## Task description
Copy each line that has the string "BDNF" somewhere in it.

## Data records
##########

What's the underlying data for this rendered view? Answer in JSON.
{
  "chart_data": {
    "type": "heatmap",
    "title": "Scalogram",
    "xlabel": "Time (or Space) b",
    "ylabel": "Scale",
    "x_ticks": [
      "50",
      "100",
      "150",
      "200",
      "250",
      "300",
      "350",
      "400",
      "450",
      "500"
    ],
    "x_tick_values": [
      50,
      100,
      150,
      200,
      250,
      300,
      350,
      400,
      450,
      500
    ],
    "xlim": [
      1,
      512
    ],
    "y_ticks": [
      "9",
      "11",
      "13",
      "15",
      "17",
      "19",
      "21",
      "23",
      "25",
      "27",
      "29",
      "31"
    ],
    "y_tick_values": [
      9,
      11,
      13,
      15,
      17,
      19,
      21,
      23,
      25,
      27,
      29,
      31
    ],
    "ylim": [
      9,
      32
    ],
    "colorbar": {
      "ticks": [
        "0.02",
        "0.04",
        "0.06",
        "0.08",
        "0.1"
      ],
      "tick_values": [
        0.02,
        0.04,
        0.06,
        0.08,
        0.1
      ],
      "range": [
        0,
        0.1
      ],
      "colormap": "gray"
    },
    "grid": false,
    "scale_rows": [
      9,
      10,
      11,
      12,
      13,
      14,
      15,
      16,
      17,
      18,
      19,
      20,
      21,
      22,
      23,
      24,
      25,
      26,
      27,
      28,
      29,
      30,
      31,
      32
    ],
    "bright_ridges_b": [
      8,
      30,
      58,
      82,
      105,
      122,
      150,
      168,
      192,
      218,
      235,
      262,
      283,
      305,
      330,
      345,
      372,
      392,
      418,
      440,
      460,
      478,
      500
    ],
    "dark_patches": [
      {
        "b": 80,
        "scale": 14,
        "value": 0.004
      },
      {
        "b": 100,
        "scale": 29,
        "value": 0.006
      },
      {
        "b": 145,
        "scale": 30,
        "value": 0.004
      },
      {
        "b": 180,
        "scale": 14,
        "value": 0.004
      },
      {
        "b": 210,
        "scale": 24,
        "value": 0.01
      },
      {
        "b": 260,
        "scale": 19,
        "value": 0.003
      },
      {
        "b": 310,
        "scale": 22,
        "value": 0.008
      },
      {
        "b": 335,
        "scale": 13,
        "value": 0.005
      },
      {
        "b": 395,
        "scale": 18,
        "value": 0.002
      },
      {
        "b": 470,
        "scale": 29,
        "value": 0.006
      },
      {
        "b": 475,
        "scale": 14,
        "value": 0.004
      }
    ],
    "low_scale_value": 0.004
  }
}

##########

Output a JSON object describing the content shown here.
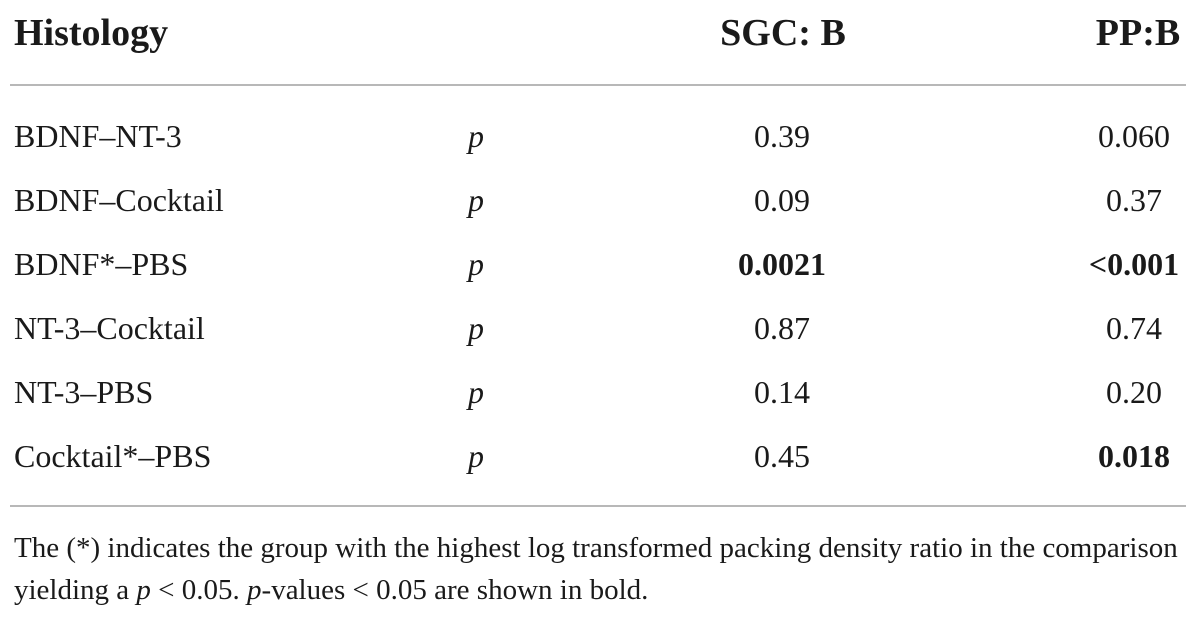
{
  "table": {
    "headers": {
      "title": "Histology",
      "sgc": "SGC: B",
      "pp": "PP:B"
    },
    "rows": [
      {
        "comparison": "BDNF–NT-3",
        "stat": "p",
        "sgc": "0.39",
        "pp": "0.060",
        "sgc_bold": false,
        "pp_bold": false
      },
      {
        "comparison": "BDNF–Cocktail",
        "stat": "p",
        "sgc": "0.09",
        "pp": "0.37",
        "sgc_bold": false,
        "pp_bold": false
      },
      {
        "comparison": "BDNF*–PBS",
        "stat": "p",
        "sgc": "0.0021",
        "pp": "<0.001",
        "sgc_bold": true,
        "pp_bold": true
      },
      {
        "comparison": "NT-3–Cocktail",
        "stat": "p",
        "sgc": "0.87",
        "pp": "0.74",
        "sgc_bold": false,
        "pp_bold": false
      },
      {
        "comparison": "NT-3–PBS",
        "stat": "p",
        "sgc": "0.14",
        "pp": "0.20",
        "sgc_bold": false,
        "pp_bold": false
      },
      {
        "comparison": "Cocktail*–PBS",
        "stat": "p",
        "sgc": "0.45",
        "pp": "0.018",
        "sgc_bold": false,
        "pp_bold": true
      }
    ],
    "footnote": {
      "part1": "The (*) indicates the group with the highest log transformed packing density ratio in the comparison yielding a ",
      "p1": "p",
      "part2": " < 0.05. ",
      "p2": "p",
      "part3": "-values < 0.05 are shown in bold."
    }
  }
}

##########

## Solved exercise
        "comparison": "BDNF–NT-3",
        "comparison": "BDNF–Cocktail",
        "comparison": "BDNF*–PBS",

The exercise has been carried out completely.